(Records from a data collection)

______

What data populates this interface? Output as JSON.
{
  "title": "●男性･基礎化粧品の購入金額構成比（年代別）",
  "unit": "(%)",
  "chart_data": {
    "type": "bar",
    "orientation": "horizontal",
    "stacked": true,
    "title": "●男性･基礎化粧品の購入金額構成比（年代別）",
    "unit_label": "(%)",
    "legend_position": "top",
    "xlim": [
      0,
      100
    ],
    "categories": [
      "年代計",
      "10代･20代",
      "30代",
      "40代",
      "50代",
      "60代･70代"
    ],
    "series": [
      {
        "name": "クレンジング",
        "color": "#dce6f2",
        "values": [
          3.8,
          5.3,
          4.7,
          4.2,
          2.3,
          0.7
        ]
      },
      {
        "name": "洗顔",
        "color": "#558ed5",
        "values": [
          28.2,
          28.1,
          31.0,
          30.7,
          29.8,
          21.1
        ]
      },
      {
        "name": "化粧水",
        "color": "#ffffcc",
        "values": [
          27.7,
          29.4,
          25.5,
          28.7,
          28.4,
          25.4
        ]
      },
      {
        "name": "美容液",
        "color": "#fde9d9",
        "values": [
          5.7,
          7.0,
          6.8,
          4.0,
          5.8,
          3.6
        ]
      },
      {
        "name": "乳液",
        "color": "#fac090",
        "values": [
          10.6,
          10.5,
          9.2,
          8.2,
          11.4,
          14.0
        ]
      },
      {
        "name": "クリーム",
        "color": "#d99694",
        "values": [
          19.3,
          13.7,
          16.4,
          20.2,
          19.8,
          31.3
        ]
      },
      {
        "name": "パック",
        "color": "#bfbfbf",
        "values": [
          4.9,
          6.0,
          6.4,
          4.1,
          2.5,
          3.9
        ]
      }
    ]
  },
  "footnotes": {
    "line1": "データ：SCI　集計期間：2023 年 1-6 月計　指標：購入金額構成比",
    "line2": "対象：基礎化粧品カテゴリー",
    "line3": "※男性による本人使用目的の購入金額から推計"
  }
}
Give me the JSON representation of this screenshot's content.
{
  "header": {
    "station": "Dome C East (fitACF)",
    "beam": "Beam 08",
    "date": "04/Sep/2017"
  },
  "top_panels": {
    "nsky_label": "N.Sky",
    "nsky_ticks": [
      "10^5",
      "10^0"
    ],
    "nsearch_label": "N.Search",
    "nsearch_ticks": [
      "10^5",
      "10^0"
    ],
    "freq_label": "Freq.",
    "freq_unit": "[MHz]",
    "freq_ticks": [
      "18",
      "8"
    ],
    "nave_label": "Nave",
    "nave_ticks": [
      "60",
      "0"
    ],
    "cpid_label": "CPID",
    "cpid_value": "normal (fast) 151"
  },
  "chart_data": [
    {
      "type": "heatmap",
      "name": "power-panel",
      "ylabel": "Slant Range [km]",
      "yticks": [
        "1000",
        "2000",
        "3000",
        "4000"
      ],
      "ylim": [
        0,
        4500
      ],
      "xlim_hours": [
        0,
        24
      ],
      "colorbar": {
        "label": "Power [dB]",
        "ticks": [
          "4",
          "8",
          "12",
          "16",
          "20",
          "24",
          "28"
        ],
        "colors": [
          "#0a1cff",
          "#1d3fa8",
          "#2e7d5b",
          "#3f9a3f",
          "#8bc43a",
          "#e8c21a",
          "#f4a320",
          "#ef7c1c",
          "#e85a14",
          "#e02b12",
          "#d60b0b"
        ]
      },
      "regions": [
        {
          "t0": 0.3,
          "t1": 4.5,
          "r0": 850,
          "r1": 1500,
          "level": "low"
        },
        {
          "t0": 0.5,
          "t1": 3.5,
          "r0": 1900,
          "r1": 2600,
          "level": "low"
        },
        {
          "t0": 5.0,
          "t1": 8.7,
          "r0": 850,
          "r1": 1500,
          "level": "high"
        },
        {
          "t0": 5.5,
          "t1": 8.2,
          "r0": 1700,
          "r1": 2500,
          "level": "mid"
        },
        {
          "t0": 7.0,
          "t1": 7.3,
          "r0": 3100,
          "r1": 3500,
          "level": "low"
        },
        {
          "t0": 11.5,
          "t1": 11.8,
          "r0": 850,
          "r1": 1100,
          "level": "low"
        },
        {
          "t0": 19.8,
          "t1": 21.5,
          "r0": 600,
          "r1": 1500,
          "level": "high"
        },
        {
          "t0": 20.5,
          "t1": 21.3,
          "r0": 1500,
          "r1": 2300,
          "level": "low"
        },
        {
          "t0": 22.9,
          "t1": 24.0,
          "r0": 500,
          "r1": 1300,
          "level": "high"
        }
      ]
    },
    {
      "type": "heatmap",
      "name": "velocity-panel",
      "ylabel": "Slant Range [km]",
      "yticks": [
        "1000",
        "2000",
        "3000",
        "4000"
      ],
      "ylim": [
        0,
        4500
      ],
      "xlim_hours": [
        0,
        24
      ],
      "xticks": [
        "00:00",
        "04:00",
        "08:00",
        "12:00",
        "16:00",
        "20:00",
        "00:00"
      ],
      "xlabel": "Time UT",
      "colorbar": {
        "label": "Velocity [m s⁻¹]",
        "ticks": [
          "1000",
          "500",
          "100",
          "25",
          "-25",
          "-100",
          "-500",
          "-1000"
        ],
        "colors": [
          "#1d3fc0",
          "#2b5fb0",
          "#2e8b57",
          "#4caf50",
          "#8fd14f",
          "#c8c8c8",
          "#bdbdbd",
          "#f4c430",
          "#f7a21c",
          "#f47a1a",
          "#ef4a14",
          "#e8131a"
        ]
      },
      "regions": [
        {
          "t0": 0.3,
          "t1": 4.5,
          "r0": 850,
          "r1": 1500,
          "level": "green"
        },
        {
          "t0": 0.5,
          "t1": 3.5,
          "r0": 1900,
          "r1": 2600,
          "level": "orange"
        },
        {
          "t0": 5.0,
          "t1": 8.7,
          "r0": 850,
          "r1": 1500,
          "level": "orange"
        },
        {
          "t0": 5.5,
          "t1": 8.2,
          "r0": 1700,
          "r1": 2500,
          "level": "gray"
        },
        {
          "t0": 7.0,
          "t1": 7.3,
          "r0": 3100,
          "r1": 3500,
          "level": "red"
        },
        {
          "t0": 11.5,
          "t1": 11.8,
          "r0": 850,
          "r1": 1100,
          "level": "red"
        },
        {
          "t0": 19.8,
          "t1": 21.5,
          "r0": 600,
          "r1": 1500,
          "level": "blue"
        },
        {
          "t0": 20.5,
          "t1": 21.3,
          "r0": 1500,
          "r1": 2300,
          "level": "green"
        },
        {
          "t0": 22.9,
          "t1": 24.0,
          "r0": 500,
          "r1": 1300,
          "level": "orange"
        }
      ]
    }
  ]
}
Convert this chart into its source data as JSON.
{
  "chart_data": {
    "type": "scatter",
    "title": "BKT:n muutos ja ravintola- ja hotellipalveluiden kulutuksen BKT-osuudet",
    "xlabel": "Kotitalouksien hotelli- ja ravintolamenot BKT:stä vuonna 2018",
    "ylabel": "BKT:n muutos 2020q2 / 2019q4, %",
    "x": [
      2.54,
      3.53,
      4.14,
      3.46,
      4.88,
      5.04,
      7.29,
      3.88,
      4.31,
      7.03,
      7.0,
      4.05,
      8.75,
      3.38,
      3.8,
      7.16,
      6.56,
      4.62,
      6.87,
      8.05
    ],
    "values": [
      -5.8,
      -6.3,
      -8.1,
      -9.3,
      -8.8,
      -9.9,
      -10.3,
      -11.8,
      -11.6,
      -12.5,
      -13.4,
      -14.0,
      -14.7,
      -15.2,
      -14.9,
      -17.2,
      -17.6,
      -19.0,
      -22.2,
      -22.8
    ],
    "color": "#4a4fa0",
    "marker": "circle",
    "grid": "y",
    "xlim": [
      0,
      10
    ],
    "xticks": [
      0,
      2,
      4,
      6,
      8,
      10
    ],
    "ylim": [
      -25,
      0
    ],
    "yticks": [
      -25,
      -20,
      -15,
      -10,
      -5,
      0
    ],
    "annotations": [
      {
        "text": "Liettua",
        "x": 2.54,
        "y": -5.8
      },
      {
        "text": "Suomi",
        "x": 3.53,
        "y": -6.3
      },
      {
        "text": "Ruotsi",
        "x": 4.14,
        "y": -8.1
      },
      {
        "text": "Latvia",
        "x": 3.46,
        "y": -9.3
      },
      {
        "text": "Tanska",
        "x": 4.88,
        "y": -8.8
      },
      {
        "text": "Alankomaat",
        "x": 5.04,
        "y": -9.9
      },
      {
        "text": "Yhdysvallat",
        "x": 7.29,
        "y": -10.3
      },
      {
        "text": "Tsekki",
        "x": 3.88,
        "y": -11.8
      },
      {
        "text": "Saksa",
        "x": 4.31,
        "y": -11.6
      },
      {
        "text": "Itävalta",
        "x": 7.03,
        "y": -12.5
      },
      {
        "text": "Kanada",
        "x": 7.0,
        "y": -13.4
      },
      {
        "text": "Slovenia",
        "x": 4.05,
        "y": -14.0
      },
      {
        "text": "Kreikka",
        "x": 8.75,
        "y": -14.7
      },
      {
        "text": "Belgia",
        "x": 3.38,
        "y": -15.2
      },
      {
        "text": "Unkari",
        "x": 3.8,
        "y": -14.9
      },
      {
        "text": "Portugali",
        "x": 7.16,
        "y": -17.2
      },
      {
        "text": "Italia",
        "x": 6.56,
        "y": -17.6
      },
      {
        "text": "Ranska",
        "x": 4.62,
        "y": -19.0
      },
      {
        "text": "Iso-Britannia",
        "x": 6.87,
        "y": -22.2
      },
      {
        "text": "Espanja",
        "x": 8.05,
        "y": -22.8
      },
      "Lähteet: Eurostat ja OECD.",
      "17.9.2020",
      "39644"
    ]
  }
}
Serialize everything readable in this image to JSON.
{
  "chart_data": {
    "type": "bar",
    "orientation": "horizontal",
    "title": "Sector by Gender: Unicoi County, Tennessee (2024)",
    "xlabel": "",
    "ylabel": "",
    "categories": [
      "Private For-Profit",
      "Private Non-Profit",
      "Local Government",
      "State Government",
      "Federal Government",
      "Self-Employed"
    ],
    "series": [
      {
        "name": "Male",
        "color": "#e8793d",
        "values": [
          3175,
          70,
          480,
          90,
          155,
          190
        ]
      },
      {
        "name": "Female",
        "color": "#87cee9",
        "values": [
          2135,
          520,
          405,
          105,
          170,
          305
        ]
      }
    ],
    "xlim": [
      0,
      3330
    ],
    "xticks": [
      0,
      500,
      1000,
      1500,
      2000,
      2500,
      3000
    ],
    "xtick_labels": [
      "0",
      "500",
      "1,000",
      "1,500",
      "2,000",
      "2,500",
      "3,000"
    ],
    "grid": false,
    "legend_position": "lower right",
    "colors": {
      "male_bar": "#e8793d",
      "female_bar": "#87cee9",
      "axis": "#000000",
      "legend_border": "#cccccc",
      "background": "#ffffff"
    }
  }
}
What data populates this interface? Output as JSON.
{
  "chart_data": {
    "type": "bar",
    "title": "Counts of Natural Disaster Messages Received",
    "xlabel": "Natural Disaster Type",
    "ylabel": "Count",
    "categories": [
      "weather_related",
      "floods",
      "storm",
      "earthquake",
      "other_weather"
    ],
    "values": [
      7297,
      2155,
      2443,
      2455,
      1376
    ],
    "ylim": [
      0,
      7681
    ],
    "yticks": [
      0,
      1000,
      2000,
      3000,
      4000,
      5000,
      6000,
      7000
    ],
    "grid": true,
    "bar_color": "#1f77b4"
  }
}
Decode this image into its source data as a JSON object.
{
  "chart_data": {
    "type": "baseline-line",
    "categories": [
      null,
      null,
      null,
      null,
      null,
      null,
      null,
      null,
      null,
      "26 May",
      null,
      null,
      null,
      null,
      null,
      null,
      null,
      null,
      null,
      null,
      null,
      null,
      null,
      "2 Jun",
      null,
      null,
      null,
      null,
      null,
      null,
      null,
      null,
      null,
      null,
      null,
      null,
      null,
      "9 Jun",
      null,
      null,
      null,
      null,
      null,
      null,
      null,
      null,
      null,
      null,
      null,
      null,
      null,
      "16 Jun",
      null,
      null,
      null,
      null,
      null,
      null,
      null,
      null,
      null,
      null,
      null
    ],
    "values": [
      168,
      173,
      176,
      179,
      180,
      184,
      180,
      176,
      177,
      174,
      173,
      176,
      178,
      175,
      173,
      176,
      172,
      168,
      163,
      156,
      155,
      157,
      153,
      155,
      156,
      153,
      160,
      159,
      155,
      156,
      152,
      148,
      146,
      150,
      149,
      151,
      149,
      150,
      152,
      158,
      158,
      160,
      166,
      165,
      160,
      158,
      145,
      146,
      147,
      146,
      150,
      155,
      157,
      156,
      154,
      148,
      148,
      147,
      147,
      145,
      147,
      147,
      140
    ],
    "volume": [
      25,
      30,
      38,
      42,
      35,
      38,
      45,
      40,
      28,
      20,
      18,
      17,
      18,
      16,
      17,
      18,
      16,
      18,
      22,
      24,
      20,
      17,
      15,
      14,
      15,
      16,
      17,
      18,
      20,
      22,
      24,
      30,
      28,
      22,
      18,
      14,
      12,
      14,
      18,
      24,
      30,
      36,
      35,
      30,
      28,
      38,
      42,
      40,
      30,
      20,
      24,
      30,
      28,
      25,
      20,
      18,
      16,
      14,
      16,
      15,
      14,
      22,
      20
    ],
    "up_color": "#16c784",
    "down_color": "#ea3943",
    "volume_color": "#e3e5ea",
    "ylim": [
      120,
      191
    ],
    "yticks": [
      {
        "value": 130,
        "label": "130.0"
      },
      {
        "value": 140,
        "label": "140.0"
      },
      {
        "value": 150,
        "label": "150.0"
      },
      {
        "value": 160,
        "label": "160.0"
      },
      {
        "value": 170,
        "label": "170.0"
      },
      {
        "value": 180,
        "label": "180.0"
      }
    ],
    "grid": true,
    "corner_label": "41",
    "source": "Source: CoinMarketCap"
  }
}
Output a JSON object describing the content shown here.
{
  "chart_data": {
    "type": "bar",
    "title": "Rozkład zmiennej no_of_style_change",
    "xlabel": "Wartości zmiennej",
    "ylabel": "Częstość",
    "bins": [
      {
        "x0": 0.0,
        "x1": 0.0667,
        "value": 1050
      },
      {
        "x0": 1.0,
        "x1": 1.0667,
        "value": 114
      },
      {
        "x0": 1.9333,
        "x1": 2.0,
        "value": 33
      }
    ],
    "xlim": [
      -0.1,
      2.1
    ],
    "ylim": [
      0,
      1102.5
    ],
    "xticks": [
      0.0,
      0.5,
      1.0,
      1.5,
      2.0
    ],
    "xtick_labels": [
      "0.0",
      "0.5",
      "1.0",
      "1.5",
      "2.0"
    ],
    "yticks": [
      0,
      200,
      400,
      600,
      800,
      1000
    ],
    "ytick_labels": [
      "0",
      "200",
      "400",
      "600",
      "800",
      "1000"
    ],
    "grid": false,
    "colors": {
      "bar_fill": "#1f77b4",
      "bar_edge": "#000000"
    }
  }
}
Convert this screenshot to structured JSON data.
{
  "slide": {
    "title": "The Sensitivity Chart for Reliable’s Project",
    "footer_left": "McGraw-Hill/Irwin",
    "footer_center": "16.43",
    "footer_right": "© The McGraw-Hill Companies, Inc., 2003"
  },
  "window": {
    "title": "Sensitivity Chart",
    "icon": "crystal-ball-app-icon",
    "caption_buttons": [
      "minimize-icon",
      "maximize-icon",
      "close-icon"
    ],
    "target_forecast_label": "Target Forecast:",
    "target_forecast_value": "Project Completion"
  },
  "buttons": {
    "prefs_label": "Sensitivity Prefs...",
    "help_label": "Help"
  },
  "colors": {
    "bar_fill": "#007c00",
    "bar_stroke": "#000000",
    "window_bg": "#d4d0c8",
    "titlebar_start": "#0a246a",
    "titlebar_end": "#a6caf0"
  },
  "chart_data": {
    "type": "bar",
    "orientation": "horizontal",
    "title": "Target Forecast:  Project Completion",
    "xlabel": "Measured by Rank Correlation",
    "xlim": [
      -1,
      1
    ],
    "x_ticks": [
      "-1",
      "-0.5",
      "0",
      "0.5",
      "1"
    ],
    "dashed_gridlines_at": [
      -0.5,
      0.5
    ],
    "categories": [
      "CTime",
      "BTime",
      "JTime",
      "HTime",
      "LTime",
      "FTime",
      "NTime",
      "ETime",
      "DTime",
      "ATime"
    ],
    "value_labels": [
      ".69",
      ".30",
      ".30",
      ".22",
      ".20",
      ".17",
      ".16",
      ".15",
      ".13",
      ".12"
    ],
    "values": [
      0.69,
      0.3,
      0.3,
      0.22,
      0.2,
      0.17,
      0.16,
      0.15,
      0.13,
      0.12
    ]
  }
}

______

**Task to carry out**
Scan the records above and report how many lines include the word "McGraw", without any other text.

**Result of this task**
2